*DESCRIPTION OF THE TASK:*
Transcribe all of the material exactly, except for its pictures.

[Figure record extracts]
= = =

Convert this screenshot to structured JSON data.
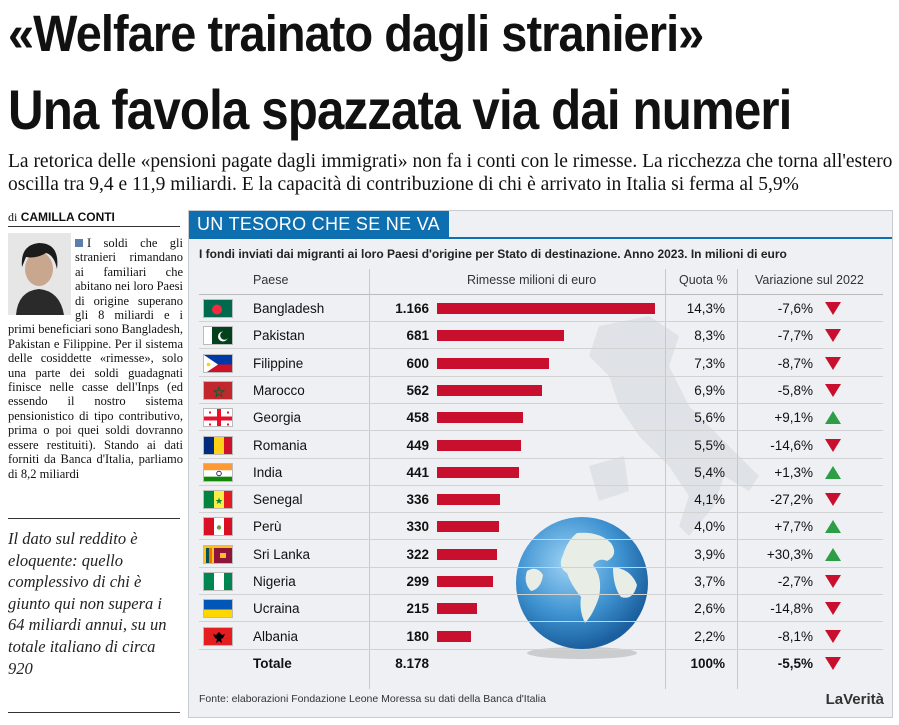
{
  "headline": {
    "line1": "«Welfare trainato dagli stranieri»",
    "line2": "Una favola spazzata via dai numeri"
  },
  "deck": "La retorica delle «pensioni pagate dagli immigrati» non fa i conti con le rimesse. La ricchezza che torna all'estero oscilla tra 9,4 e 11,9 miliardi. E la capacità di contribuzione di chi è arrivato in Italia si ferma al 5,9%",
  "byline": {
    "prefix": "di",
    "author": "CAMILLA CONTI"
  },
  "article_body": "I soldi che gli stranieri rimandano ai familiari che abitano nei loro Paesi di origine superano gli 8 miliardi e i primi beneficiari sono Bangladesh, Pakistan e Filippine. Per il sistema delle cosiddette «rimesse», solo una parte dei soldi guadagnati finisce nelle casse dell'Inps (ed essendo il nostro sistema pensionistico di tipo contributivo, prima o poi quei soldi dovranno essere restituiti). Stando ai dati forniti da Banca d'Italia, parliamo di 8,2 miliardi",
  "pull_quote": "Il dato sul reddito è eloquente: quello complessivo di chi è giunto qui non supera i 64 miliardi annui, su un totale italiano di circa 920",
  "graphic": {
    "header": "UN TESORO CHE SE NE VA",
    "subtitle": "I fondi inviati dai migranti ai loro Paesi d'origine per Stato di destinazione. Anno 2023. In milioni di euro",
    "columns": {
      "country": "Paese",
      "remittances": "Rimesse milioni di euro",
      "share": "Quota %",
      "change": "Variazione sul 2022"
    },
    "source": "Fonte: elaborazioni Fondazione Leone Moressa su dati della Banca d'Italia",
    "brand": "LaVerità",
    "colors": {
      "bar": "#c8102e",
      "header": "#0e6fb0",
      "up": "#2e9e46",
      "down": "#c8102e"
    }
  },
  "chart_data": {
    "type": "bar",
    "orientation": "horizontal",
    "max_value": 1166,
    "rows": [
      {
        "country": "Bangladesh",
        "flag": "bangladesh-flag",
        "value_label": "1.166",
        "value": 1166,
        "share": "14,3%",
        "change": "-7,6%",
        "trend": "down"
      },
      {
        "country": "Pakistan",
        "flag": "pakistan-flag",
        "value_label": "681",
        "value": 681,
        "share": "8,3%",
        "change": "-7,7%",
        "trend": "down"
      },
      {
        "country": "Filippine",
        "flag": "philippines-flag",
        "value_label": "600",
        "value": 600,
        "share": "7,3%",
        "change": "-8,7%",
        "trend": "down"
      },
      {
        "country": "Marocco",
        "flag": "morocco-flag",
        "value_label": "562",
        "value": 562,
        "share": "6,9%",
        "change": "-5,8%",
        "trend": "down"
      },
      {
        "country": "Georgia",
        "flag": "georgia-flag",
        "value_label": "458",
        "value": 458,
        "share": "5,6%",
        "change": "+9,1%",
        "trend": "up"
      },
      {
        "country": "Romania",
        "flag": "romania-flag",
        "value_label": "449",
        "value": 449,
        "share": "5,5%",
        "change": "-14,6%",
        "trend": "down"
      },
      {
        "country": "India",
        "flag": "india-flag",
        "value_label": "441",
        "value": 441,
        "share": "5,4%",
        "change": "+1,3%",
        "trend": "up"
      },
      {
        "country": "Senegal",
        "flag": "senegal-flag",
        "value_label": "336",
        "value": 336,
        "share": "4,1%",
        "change": "-27,2%",
        "trend": "down"
      },
      {
        "country": "Perù",
        "flag": "peru-flag",
        "value_label": "330",
        "value": 330,
        "share": "4,0%",
        "change": "+7,7%",
        "trend": "up"
      },
      {
        "country": "Sri Lanka",
        "flag": "sri-lanka-flag",
        "value_label": "322",
        "value": 322,
        "share": "3,9%",
        "change": "+30,3%",
        "trend": "up"
      },
      {
        "country": "Nigeria",
        "flag": "nigeria-flag",
        "value_label": "299",
        "value": 299,
        "share": "3,7%",
        "change": "-2,7%",
        "trend": "down"
      },
      {
        "country": "Ucraina",
        "flag": "ukraine-flag",
        "value_label": "215",
        "value": 215,
        "share": "2,6%",
        "change": "-14,8%",
        "trend": "down"
      },
      {
        "country": "Albania",
        "flag": "albania-flag",
        "value_label": "180",
        "value": 180,
        "share": "2,2%",
        "change": "-8,1%",
        "trend": "down"
      }
    ],
    "total": {
      "label": "Totale",
      "value_label": "8.178",
      "value": 8178,
      "share": "100%",
      "change": "-5,5%",
      "trend": "down"
    }
  }
}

= = =

*THE OUTPUT:*
Convert this screenshot to structured JSON data.
{
  "headline": {
    "line1": "«Welfare trainato dagli stranieri»",
    "line2": "Una favola spazzata via dai numeri"
  },
  "deck": "La retorica delle «pensioni pagate dagli immigrati» non fa i conti con le rimesse. La ricchezza che torna all'estero oscilla tra 9,4 e 11,9 miliardi. E la capacità di contribuzione di chi è arrivato in Italia si ferma al 5,9%",
  "byline": {
    "prefix": "di",
    "author": "CAMILLA CONTI"
  },
  "article_body": "I soldi che gli stranieri rimandano ai familiari che abitano nei loro Paesi di origine superano gli 8 miliardi e i primi beneficiari sono Bangladesh, Pakistan e Filippine. Per il sistema delle cosiddette «rimesse», solo una parte dei soldi guadagnati finisce nelle casse dell'Inps (ed essendo il nostro sistema pensionistico di tipo contributivo, prima o poi quei soldi dovranno essere restituiti). Stando ai dati forniti da Banca d'Italia, parliamo di 8,2 miliardi",
  "pull_quote": "Il dato sul reddito è eloquente: quello complessivo di chi è giunto qui non supera i 64 miliardi annui, su un totale italiano di circa 920",
  "graphic": {
    "header": "UN TESORO CHE SE NE VA",
    "subtitle": "I fondi inviati dai migranti ai loro Paesi d'origine per Stato di destinazione. Anno 2023. In milioni di euro",
    "columns": {
      "country": "Paese",
      "remittances": "Rimesse milioni di euro",
      "share": "Quota %",
      "change": "Variazione sul 2022"
    },
    "source": "Fonte: elaborazioni Fondazione Leone Moressa su dati della Banca d'Italia",
    "brand": "LaVerità",
    "colors": {
      "bar": "#c8102e",
      "header": "#0e6fb0",
      "up": "#2e9e46",
      "down": "#c8102e"
    }
  },
  "chart_data": {
    "type": "bar",
    "orientation": "horizontal",
    "max_value": 1166,
    "rows": [
      {
        "country": "Bangladesh",
        "flag": "bangladesh-flag",
        "value_label": "1.166",
        "value": 1166,
        "share": "14,3%",
        "change": "-7,6%",
        "trend": "down"
      },
      {
        "country": "Pakistan",
        "flag": "pakistan-flag",
        "value_label": "681",
        "value": 681,
        "share": "8,3%",
        "change": "-7,7%",
        "trend": "down"
      },
      {
        "country": "Filippine",
        "flag": "philippines-flag",
        "value_label": "600",
        "value": 600,
        "share": "7,3%",
        "change": "-8,7%",
        "trend": "down"
      },
      {
        "country": "Marocco",
        "flag": "morocco-flag",
        "value_label": "562",
        "value": 562,
        "share": "6,9%",
        "change": "-5,8%",
        "trend": "down"
      },
      {
        "country": "Georgia",
        "flag": "georgia-flag",
        "value_label": "458",
        "value": 458,
        "share": "5,6%",
        "change": "+9,1%",
        "trend": "up"
      },
      {
        "country": "Romania",
        "flag": "romania-flag",
        "value_label": "449",
        "value": 449,
        "share": "5,5%",
        "change": "-14,6%",
        "trend": "down"
      },
      {
        "country": "India",
        "flag": "india-flag",
        "value_label": "441",
        "value": 441,
        "share": "5,4%",
        "change": "+1,3%",
        "trend": "up"
      },
      {
        "country": "Senegal",
        "flag": "senegal-flag",
        "value_label": "336",
        "value": 336,
        "share": "4,1%",
        "change": "-27,2%",
        "trend": "down"
      },
      {
        "country": "Perù",
        "flag": "peru-flag",
        "value_label": "330",
        "value": 330,
        "share": "4,0%",
        "change": "+7,7%",
        "trend": "up"
      },
      {
        "country": "Sri Lanka",
        "flag": "sri-lanka-flag",
        "value_label": "322",
        "value": 322,
        "share": "3,9%",
        "change": "+30,3%",
        "trend": "up"
      },
      {
        "country": "Nigeria",
        "flag": "nigeria-flag",
        "value_label": "299",
        "value": 299,
        "share": "3,7%",
        "change": "-2,7%",
        "trend": "down"
      },
      {
        "country": "Ucraina",
        "flag": "ukraine-flag",
        "value_label": "215",
        "value": 215,
        "share": "2,6%",
        "change": "-14,8%",
        "trend": "down"
      },
      {
        "country": "Albania",
        "flag": "albania-flag",
        "value_label": "180",
        "value": 180,
        "share": "2,2%",
        "change": "-8,1%",
        "trend": "down"
      }
    ],
    "total": {
      "label": "Totale",
      "value_label": "8.178",
      "value": 8178,
      "share": "100%",
      "change": "-5,5%",
      "trend": "down"
    }
  }
}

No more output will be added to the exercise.